● **What this task involves**
Find every line in the records below that holds the word "lado", and copy it out.

● **Excerpted records**
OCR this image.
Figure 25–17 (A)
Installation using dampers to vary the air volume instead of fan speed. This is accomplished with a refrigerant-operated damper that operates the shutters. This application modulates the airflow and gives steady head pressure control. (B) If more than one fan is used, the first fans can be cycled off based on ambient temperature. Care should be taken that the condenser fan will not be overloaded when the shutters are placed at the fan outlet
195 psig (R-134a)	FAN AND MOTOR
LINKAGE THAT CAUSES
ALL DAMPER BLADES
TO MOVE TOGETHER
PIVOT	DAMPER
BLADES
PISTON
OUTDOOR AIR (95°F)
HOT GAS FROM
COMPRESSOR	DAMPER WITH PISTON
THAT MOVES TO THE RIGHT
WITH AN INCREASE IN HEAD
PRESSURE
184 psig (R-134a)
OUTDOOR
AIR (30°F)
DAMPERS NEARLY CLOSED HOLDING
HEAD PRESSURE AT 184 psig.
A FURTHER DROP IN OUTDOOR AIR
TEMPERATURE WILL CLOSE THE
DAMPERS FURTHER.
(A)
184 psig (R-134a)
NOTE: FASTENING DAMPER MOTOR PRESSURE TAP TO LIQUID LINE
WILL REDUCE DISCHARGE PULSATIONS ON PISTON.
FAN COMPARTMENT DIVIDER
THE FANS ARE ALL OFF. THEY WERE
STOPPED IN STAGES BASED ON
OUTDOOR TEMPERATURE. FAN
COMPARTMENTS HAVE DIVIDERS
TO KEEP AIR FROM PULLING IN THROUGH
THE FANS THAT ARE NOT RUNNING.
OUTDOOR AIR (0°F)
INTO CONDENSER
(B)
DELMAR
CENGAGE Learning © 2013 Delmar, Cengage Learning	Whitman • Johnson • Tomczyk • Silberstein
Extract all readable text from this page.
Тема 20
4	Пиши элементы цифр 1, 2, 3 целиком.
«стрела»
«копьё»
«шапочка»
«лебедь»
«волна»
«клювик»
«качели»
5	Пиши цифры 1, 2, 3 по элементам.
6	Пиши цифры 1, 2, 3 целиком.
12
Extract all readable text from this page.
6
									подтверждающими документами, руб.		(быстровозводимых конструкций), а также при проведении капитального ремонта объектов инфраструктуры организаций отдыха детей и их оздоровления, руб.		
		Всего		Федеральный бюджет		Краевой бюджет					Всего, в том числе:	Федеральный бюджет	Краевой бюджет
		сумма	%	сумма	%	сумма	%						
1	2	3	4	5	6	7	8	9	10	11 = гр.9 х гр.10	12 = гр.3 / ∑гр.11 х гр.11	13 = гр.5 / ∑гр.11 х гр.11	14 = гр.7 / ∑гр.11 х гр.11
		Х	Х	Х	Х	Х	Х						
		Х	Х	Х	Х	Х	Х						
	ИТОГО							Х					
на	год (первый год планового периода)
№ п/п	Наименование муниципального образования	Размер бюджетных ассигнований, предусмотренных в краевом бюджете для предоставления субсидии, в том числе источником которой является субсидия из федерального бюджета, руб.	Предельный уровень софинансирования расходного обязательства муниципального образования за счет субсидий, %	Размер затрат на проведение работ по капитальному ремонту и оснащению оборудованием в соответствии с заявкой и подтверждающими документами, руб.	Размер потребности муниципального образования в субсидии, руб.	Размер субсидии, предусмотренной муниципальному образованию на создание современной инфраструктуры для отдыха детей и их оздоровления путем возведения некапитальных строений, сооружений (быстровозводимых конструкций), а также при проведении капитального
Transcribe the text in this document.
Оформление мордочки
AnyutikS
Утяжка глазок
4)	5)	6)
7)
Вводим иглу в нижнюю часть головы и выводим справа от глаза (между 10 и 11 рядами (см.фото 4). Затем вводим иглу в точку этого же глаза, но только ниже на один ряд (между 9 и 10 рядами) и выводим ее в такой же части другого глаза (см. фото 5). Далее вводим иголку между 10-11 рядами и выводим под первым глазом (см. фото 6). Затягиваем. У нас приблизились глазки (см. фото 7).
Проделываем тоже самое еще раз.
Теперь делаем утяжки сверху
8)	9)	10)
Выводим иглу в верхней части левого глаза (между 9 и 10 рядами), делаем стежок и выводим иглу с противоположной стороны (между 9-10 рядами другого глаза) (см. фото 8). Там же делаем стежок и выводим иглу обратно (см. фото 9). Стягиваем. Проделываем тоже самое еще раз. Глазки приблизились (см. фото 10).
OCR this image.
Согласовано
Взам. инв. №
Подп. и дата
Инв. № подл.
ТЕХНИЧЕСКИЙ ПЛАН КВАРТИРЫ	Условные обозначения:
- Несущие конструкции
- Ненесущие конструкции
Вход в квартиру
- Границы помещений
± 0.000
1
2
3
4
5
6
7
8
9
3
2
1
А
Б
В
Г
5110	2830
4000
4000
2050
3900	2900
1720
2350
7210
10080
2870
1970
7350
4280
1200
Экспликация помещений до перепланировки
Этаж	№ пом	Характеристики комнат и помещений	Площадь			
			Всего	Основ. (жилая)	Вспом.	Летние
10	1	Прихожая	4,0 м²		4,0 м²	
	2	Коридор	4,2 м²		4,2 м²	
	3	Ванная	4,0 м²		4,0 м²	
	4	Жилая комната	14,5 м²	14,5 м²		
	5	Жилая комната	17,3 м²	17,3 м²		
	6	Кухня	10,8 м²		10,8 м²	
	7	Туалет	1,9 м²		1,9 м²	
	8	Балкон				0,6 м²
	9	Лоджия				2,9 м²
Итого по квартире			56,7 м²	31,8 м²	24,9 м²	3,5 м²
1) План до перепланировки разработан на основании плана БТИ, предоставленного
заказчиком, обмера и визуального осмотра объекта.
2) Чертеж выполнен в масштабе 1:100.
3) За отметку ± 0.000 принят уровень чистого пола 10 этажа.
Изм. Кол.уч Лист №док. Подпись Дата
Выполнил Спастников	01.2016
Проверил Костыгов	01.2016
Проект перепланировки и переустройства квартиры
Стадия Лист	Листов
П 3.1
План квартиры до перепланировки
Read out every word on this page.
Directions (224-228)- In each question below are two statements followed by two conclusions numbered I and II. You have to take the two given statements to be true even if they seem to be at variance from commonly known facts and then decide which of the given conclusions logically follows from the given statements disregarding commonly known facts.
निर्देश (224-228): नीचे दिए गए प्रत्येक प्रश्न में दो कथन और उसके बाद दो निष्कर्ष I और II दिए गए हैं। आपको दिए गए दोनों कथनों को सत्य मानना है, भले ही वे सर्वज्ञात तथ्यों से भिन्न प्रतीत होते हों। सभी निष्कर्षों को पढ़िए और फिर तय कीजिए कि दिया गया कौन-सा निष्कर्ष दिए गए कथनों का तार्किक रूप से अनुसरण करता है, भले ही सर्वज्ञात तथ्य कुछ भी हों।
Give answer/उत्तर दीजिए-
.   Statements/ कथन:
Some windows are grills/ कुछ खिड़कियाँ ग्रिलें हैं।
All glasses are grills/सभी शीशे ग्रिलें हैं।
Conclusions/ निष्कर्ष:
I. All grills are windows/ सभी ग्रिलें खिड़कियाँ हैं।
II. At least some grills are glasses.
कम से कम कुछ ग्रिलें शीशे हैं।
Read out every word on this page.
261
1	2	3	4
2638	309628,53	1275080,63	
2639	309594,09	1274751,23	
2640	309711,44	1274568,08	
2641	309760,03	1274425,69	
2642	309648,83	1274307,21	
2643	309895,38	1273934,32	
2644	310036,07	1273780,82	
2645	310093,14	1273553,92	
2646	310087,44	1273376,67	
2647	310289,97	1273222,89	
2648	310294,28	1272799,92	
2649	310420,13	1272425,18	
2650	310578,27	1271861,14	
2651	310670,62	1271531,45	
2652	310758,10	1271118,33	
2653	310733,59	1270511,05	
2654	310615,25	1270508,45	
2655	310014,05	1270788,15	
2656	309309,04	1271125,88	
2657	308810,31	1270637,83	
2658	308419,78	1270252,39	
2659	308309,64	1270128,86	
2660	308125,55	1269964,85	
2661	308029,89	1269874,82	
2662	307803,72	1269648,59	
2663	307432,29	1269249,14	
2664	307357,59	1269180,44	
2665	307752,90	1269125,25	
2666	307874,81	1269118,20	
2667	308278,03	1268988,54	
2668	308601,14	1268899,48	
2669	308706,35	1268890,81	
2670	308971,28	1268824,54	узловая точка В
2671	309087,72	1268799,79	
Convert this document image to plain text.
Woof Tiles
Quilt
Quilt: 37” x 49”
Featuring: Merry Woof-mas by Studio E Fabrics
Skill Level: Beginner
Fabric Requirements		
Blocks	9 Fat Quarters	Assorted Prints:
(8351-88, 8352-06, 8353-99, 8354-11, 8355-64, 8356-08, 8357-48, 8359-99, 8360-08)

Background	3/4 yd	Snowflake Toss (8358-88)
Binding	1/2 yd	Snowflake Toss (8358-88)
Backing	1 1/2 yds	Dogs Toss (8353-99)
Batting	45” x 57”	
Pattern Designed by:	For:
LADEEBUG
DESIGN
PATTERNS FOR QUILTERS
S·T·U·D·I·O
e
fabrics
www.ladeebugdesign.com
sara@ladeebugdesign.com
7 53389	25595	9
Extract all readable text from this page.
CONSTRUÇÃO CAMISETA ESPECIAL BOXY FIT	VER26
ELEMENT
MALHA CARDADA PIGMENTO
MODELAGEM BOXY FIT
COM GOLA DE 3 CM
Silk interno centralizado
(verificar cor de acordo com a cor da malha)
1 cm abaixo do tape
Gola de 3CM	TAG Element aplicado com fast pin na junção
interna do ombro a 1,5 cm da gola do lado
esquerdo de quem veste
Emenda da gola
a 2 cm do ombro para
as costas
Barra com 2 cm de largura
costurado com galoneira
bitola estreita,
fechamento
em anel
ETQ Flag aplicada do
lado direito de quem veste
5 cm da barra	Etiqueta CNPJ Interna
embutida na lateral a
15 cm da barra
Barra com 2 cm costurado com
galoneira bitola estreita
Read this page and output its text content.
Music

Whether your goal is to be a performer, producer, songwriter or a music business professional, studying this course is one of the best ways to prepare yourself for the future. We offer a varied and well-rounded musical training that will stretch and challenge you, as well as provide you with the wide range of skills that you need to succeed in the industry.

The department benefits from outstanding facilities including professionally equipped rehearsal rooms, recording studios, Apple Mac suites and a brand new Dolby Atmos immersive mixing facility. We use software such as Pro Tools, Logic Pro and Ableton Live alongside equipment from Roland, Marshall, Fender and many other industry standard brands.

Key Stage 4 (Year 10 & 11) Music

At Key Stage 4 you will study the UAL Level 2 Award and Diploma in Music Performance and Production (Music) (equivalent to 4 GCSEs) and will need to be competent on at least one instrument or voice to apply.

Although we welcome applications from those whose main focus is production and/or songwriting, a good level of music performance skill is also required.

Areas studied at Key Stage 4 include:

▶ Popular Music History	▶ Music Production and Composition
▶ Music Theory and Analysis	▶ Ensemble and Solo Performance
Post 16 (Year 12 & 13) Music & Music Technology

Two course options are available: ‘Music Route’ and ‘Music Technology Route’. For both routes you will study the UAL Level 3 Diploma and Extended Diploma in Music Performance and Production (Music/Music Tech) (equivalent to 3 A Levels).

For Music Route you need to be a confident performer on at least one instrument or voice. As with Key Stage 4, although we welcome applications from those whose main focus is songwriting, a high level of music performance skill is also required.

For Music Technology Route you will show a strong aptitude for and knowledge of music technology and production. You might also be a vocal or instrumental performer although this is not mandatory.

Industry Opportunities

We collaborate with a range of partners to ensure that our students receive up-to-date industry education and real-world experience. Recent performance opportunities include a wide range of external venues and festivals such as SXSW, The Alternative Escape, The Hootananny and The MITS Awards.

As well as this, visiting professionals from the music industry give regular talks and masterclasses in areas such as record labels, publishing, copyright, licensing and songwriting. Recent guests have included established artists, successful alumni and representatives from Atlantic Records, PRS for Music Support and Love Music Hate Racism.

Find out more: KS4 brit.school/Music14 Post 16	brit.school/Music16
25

● **Correct result**
interna do ombro a 1,5 cm da gola do lado
lado direito de quem veste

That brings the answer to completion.